[Dataset records]
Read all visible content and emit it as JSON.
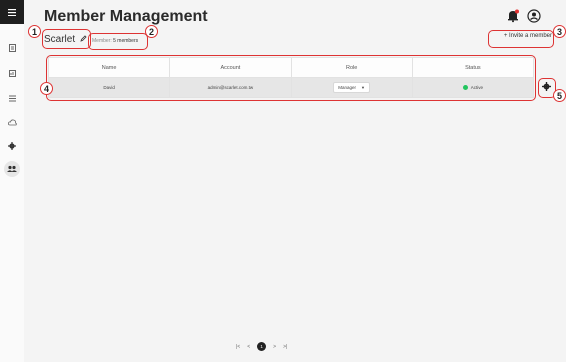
{
  "page": {
    "title": "Member Management"
  },
  "org": {
    "name": "Scarlet"
  },
  "member_count": {
    "label": "Member:",
    "value": "5 members"
  },
  "invite": {
    "label": "+ Invite a member"
  },
  "table": {
    "headers": [
      "Name",
      "Account",
      "Role",
      "Status"
    ],
    "rows": [
      {
        "name": "David",
        "account": "admin@scarlet.com.tw",
        "role": "Manager",
        "status": "Active"
      }
    ]
  },
  "status_colors": {
    "active": "#22c55e"
  },
  "pagination": {
    "first": "|<",
    "prev": "<",
    "current": "1",
    "next": ">",
    "last": ">|"
  },
  "callouts": [
    "1",
    "2",
    "3",
    "4",
    "5"
  ],
  "sidebar": {
    "icons": [
      "menu-icon",
      "document-icon",
      "chart-icon",
      "list-icon",
      "cloud-icon",
      "gear-icon",
      "users-icon"
    ]
  }
}
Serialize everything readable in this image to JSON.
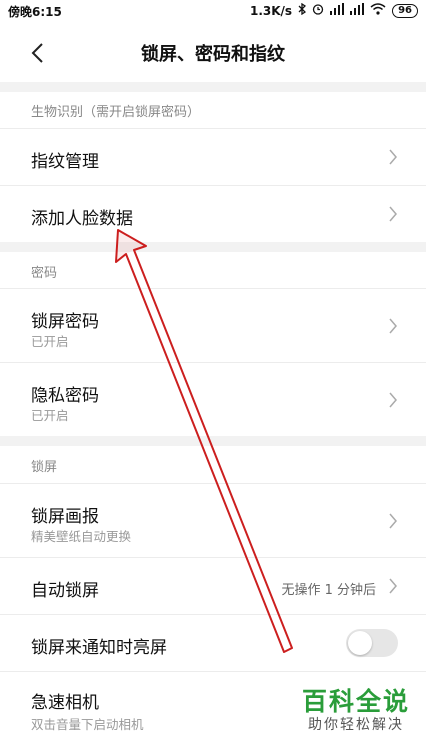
{
  "status_bar": {
    "time": "傍晚6:15",
    "speed": "1.3K/s",
    "battery": "96",
    "icons": [
      "bluetooth-icon",
      "alarm-icon",
      "signal-icon",
      "signal-icon",
      "wifi-icon"
    ]
  },
  "header": {
    "title": "锁屏、密码和指纹",
    "back_icon": "chevron-left-icon"
  },
  "sections": {
    "biometric": {
      "label": "生物识别（需开启锁屏密码）",
      "items": [
        {
          "title": "指纹管理"
        },
        {
          "title": "添加人脸数据"
        }
      ]
    },
    "password": {
      "label": "密码",
      "items": [
        {
          "title": "锁屏密码",
          "subtitle": "已开启"
        },
        {
          "title": "隐私密码",
          "subtitle": "已开启"
        }
      ]
    },
    "lockscreen": {
      "label": "锁屏",
      "items": [
        {
          "title": "锁屏画报",
          "subtitle": "精美壁纸自动更换"
        },
        {
          "title": "自动锁屏",
          "value": "无操作 1 分钟后"
        },
        {
          "title": "锁屏来通知时亮屏",
          "toggle_on": false
        },
        {
          "title": "急速相机",
          "subtitle": "双击音量下启动相机"
        }
      ]
    }
  },
  "watermark": {
    "title": "百科全说",
    "subtitle": "助你轻松解决"
  },
  "colors": {
    "annotation_arrow": "#cc1f1f",
    "watermark_green": "#2a9d3a"
  }
}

What you are asked to do:
Output the entries above exactly. Drop the pictures.

Answer for this exercise:
Read all visible content and emit it as JSON.
{
  "page": {
    "title": "Member Management"
  },
  "org": {
    "name": "Scarlet"
  },
  "member_count": {
    "label": "Member:",
    "value": "5 members"
  },
  "invite": {
    "label": "+ Invite a member"
  },
  "table": {
    "headers": [
      "Name",
      "Account",
      "Role",
      "Status"
    ],
    "rows": [
      {
        "name": "David",
        "account": "admin@scarlet.com.tw",
        "role": "Manager",
        "status": "Active"
      }
    ]
  },
  "status_colors": {
    "active": "#22c55e"
  },
  "pagination": {
    "first": "|<",
    "prev": "<",
    "current": "1",
    "next": ">",
    "last": ">|"
  },
  "callouts": [
    "1",
    "2",
    "3",
    "4",
    "5"
  ],
  "sidebar": {
    "icons": [
      "menu-icon",
      "document-icon",
      "chart-icon",
      "list-icon",
      "cloud-icon",
      "gear-icon",
      "users-icon"
    ]
  }
}
Serialize everything readable in this image to JSON.
{
  "status_bar": {
    "time": "傍晚6:15",
    "speed": "1.3K/s",
    "battery": "96",
    "icons": [
      "bluetooth-icon",
      "alarm-icon",
      "signal-icon",
      "signal-icon",
      "wifi-icon"
    ]
  },
  "header": {
    "title": "锁屏、密码和指纹",
    "back_icon": "chevron-left-icon"
  },
  "sections": {
    "biometric": {
      "label": "生物识别（需开启锁屏密码）",
      "items": [
        {
          "title": "指纹管理"
        },
        {
          "title": "添加人脸数据"
        }
      ]
    },
    "password": {
      "label": "密码",
      "items": [
        {
          "title": "锁屏密码",
          "subtitle": "已开启"
        },
        {
          "title": "隐私密码",
          "subtitle": "已开启"
        }
      ]
    },
    "lockscreen": {
      "label": "锁屏",
      "items": [
        {
          "title": "锁屏画报",
          "subtitle": "精美壁纸自动更换"
        },
        {
          "title": "自动锁屏",
          "value": "无操作 1 分钟后"
        },
        {
          "title": "锁屏来通知时亮屏",
          "toggle_on": false
        },
        {
          "title": "急速相机",
          "subtitle": "双击音量下启动相机"
        }
      ]
    }
  },
  "watermark": {
    "title": "百科全说",
    "subtitle": "助你轻松解决"
  },
  "colors": {
    "annotation_arrow": "#cc1f1f",
    "watermark_green": "#2a9d3a"
  }
}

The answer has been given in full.